*Record set*
..............................
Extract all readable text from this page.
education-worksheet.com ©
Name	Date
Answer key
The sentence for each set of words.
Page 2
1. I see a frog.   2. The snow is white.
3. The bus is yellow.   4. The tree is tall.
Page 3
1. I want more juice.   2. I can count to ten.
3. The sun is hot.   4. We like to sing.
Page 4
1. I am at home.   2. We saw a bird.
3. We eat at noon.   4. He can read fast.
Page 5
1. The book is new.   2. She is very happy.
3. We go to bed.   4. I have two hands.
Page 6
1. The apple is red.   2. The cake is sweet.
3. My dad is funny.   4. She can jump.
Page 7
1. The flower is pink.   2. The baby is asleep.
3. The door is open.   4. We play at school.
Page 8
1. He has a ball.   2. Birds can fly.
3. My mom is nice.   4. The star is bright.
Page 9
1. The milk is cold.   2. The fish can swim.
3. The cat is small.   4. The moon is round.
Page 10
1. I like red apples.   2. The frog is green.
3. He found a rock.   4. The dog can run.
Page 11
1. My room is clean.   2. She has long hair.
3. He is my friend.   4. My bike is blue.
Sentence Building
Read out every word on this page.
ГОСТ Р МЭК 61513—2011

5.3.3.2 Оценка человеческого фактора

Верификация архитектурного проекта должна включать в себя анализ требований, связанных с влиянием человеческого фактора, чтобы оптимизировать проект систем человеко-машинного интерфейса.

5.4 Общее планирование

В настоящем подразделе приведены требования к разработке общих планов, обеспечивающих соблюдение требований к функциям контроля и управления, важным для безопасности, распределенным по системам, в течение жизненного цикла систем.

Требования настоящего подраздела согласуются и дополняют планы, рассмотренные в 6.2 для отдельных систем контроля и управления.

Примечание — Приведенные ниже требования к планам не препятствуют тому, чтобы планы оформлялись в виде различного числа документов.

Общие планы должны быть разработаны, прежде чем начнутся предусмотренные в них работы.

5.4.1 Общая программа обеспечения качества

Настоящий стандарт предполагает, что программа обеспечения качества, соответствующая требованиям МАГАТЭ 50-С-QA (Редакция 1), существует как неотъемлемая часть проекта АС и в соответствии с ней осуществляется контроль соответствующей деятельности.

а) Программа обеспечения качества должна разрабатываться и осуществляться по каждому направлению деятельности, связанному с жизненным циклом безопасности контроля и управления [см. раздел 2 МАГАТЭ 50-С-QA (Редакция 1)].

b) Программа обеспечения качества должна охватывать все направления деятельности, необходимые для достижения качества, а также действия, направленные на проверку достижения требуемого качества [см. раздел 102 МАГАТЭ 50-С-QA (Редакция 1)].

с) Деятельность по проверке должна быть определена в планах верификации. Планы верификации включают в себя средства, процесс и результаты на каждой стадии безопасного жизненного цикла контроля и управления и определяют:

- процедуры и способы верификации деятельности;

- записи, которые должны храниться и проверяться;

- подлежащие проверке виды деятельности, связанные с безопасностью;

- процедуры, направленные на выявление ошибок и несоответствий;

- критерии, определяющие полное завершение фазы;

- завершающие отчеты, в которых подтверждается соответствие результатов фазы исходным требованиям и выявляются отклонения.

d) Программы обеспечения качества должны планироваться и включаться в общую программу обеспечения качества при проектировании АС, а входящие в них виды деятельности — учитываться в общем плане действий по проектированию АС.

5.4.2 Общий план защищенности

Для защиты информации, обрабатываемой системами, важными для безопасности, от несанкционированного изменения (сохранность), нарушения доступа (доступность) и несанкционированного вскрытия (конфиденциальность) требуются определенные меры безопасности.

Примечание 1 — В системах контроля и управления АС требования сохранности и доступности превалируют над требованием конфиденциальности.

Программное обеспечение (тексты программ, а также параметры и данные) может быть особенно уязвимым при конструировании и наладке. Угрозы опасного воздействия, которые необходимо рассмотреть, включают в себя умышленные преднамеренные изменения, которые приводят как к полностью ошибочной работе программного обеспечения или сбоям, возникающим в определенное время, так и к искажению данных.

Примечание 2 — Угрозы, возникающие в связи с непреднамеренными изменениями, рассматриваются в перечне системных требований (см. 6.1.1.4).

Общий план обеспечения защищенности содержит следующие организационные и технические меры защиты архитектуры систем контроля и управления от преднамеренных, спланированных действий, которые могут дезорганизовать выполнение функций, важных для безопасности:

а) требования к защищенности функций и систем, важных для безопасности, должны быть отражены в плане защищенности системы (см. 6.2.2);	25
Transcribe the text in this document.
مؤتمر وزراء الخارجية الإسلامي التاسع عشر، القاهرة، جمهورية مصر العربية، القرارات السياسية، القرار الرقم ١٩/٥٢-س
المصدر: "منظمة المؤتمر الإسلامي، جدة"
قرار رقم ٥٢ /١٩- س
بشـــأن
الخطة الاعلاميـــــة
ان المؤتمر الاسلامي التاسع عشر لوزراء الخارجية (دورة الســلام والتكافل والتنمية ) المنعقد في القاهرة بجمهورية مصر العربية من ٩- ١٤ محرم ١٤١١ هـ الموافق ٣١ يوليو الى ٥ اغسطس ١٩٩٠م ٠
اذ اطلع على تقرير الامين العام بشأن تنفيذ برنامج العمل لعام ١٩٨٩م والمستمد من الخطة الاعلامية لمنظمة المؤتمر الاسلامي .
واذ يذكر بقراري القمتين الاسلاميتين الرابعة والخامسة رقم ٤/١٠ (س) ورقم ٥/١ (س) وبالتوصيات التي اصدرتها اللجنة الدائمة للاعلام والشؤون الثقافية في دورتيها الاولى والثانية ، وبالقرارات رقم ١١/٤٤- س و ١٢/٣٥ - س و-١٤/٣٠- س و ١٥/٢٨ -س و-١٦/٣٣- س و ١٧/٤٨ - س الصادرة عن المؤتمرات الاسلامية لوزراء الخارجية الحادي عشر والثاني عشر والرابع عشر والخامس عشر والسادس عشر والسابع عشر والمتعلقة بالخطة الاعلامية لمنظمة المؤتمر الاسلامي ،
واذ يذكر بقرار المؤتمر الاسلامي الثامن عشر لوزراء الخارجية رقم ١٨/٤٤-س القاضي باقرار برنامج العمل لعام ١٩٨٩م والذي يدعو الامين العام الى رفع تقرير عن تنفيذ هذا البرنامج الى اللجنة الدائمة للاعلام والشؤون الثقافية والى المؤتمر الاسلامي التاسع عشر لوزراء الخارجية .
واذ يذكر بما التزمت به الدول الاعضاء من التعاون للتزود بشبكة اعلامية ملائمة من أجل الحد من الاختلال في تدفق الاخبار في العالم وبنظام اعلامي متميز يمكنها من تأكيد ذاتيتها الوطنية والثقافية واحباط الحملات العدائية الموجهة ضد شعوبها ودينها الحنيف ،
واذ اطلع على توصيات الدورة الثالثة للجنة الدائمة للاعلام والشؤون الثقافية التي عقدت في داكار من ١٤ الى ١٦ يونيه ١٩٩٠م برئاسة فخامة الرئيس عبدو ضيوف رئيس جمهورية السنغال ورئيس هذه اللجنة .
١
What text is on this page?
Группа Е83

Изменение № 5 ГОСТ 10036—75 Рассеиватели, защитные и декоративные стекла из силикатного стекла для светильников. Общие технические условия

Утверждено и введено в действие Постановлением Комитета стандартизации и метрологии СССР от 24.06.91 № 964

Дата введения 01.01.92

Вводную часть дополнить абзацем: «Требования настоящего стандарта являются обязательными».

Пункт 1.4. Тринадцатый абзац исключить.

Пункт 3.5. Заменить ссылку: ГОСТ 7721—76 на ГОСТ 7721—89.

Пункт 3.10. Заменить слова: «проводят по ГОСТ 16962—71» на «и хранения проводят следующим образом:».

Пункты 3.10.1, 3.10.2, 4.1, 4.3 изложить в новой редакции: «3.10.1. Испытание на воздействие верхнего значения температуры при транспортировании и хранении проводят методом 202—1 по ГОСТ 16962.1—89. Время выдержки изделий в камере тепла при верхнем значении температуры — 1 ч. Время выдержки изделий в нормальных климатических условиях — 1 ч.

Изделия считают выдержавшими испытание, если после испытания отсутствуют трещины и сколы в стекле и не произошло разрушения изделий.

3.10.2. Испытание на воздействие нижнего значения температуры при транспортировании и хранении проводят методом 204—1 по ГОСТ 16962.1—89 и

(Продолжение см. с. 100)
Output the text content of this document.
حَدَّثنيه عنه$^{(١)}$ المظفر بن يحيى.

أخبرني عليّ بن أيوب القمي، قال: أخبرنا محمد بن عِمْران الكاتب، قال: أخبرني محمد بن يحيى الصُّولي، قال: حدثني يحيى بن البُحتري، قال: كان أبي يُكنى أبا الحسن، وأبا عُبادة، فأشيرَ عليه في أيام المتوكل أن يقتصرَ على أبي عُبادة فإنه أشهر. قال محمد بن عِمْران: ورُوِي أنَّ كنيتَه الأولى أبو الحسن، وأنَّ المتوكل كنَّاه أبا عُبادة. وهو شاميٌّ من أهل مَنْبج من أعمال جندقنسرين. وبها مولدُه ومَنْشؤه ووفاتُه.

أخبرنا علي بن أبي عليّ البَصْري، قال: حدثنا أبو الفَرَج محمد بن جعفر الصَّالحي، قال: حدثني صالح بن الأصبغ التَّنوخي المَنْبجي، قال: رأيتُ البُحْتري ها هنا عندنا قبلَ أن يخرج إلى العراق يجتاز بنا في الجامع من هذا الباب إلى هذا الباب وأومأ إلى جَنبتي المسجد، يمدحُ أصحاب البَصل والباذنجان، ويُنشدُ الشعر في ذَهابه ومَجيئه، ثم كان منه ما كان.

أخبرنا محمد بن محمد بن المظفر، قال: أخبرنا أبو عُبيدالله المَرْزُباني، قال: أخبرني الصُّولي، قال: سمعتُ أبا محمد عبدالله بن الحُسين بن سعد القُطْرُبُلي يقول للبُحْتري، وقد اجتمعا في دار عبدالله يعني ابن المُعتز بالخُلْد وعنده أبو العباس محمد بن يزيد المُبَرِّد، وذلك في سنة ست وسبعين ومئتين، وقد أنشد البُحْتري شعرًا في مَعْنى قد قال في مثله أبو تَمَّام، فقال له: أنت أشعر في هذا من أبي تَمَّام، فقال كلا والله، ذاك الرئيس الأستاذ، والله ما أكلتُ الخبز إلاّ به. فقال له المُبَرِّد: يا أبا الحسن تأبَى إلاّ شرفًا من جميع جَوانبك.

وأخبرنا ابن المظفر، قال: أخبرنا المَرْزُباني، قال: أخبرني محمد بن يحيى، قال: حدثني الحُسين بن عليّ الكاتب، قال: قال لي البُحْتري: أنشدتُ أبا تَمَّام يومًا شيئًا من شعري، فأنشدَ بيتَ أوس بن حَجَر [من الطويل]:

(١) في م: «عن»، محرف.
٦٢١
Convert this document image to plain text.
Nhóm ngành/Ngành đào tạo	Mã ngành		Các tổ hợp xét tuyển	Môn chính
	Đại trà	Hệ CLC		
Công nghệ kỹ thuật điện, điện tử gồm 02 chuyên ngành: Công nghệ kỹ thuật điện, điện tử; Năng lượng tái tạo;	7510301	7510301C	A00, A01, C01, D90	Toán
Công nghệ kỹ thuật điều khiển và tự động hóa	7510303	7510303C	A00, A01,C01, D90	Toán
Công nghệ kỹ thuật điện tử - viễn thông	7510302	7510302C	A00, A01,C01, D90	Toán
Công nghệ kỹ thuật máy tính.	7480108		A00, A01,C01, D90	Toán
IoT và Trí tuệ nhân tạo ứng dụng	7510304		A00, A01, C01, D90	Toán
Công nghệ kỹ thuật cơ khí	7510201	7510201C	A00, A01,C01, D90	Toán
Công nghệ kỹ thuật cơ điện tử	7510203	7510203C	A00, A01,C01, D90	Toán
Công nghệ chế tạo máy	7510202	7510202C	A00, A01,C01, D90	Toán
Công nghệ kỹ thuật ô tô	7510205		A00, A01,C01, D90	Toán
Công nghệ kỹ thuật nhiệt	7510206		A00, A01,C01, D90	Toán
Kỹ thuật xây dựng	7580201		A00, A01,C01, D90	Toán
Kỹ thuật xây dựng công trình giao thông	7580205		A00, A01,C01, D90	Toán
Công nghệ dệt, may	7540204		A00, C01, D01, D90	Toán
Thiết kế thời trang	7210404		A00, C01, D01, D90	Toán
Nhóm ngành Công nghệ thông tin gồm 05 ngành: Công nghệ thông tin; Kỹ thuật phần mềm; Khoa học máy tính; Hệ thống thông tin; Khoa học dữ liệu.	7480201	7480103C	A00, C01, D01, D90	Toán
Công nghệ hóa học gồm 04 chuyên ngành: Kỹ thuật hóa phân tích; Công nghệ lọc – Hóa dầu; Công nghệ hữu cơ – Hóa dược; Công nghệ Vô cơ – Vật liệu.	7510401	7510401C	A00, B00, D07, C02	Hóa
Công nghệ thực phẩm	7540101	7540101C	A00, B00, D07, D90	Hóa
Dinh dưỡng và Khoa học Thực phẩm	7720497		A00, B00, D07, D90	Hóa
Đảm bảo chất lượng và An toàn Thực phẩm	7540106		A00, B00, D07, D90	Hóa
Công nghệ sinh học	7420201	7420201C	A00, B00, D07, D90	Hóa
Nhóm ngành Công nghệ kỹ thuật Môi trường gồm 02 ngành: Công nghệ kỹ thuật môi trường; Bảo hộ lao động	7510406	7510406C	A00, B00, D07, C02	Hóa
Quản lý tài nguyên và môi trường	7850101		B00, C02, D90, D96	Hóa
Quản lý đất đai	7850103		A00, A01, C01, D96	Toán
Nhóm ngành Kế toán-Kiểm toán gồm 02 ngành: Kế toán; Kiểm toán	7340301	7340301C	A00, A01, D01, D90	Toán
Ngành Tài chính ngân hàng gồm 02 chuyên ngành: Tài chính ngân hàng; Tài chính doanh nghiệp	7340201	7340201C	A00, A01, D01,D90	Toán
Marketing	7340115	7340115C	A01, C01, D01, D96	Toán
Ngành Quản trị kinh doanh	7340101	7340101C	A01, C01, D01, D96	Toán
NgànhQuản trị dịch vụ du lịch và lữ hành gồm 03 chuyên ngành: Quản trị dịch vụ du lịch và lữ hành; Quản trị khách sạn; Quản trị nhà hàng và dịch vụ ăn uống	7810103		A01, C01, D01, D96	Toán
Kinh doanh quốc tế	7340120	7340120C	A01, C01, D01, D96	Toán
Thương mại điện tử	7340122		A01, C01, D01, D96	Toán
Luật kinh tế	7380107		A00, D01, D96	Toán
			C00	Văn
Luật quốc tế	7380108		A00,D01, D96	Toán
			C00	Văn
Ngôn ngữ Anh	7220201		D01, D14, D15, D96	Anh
..............................
*Work instructions*
Looking at the records above, work out how many lines include the word "document", then give that number by itself.

*Answer to this task*
3